▶ Problem statement
Locate all lines in the data below that hold "passed" and show them.
>> Begin The input
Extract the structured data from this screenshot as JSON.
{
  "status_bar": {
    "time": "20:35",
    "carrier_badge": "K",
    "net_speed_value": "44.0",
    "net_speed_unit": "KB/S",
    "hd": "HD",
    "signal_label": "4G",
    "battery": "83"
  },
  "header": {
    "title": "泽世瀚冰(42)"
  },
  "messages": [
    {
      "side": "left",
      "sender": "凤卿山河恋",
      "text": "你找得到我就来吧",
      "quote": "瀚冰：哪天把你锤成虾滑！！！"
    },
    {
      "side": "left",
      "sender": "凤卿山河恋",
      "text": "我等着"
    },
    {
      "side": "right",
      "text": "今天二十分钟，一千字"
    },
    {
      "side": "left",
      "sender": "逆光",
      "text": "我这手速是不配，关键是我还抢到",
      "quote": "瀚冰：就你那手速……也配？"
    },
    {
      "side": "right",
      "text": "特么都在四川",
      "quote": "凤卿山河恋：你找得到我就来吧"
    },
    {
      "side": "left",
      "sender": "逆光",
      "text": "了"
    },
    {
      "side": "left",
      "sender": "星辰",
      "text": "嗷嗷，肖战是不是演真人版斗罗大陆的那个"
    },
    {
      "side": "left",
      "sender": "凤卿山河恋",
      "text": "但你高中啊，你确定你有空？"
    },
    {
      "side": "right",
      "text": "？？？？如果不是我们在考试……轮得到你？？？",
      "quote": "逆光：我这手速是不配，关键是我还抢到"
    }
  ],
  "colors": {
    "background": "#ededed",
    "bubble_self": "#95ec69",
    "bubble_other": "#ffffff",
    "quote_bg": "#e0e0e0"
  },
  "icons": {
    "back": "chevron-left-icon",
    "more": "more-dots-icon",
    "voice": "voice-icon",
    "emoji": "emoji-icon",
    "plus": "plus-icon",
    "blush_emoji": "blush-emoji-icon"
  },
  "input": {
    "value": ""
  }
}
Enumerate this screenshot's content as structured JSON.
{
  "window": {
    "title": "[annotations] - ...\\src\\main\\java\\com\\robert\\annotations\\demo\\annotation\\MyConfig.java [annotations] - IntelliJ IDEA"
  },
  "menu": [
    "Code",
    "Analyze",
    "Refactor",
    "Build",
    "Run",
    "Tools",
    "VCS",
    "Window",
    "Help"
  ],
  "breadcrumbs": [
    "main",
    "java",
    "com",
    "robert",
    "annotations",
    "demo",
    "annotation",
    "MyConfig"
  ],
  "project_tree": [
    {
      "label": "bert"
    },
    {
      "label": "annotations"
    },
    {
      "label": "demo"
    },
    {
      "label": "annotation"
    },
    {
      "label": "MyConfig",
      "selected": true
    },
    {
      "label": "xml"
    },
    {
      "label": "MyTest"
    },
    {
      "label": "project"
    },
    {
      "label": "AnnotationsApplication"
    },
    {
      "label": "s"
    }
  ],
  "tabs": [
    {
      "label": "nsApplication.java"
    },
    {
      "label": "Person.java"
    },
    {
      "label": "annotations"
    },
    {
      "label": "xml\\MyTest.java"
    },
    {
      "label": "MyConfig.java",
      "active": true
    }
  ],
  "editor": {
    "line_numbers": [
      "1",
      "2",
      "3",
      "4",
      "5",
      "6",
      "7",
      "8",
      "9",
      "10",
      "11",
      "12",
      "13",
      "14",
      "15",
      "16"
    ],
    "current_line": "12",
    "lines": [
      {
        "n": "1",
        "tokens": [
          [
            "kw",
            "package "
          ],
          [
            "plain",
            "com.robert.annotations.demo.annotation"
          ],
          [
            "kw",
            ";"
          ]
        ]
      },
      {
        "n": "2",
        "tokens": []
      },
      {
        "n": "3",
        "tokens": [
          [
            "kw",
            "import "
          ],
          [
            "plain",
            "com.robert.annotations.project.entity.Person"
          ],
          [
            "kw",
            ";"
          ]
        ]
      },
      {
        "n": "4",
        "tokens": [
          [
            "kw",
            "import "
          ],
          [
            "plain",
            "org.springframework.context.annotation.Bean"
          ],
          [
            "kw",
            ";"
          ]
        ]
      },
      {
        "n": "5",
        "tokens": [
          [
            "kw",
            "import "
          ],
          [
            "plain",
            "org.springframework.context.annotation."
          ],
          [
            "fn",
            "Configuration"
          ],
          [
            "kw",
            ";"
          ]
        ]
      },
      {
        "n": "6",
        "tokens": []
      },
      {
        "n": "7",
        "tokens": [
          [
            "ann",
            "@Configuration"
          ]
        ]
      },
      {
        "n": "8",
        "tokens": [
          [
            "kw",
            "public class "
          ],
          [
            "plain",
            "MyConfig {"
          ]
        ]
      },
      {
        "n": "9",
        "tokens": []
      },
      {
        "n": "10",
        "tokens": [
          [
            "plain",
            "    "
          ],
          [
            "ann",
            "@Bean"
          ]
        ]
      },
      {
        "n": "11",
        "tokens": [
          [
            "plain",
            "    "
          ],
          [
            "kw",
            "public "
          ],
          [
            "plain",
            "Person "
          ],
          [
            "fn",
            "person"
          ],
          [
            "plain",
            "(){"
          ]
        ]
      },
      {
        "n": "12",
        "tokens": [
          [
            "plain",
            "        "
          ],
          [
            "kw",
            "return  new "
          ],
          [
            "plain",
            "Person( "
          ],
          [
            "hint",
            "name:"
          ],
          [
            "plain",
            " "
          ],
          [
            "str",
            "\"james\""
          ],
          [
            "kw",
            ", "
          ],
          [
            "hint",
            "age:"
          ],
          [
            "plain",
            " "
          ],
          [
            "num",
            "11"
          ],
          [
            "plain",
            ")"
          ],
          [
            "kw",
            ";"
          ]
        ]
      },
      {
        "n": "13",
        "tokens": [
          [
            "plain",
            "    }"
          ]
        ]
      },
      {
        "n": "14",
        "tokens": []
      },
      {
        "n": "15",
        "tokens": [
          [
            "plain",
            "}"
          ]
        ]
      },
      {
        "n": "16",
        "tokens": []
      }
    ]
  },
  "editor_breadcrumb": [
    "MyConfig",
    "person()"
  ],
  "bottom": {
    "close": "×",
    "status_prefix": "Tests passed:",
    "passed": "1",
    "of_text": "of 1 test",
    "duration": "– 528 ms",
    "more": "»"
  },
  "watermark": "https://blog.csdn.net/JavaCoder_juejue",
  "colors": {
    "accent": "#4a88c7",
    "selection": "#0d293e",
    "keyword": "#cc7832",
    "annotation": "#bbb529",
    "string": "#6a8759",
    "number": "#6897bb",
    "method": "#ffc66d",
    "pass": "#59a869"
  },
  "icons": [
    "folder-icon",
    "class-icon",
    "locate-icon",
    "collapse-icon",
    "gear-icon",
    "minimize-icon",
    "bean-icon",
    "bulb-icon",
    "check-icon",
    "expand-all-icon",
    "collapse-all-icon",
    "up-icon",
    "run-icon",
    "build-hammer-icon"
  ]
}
>> End The input
▶ Output for this exercise
    "status_prefix": "Tests passed:",
    "passed": "1",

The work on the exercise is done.